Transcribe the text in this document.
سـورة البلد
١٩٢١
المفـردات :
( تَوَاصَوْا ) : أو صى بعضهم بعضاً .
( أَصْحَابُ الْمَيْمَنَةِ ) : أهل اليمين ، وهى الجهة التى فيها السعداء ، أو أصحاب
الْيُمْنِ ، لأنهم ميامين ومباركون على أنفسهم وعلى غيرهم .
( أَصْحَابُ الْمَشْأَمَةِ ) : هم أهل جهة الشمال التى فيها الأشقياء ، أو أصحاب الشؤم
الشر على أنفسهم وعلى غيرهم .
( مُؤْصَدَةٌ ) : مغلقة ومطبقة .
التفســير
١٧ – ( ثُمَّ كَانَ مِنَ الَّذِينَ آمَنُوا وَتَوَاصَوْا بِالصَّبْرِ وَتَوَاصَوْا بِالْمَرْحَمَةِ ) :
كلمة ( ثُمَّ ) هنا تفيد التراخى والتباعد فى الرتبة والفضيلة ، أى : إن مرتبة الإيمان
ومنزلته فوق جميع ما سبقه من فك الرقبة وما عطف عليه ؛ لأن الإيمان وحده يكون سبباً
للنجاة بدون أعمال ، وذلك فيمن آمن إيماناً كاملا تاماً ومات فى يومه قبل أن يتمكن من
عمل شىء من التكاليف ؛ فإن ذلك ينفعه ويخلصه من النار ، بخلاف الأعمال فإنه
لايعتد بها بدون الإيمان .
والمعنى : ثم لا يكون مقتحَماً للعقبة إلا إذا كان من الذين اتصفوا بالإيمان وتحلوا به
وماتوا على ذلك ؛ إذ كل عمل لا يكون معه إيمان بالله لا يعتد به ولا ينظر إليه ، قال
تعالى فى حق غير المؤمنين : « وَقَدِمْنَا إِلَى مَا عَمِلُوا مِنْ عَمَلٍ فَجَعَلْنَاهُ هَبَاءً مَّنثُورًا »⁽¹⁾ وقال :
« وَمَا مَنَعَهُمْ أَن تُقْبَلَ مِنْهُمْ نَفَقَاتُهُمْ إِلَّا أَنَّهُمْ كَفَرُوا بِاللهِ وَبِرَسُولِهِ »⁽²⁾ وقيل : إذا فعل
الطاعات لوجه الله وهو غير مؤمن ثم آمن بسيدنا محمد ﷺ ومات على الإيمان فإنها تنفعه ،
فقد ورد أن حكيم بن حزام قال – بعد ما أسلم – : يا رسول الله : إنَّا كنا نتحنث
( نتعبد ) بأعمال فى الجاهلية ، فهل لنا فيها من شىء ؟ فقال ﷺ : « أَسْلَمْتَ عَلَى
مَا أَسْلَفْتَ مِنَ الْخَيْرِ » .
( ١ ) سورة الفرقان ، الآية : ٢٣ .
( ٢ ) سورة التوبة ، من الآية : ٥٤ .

CHALLENGE | Within the entries above, how many lines contain "وعلى"? Respond with the number only.

RESPONSE TO THE EXERCISE | 2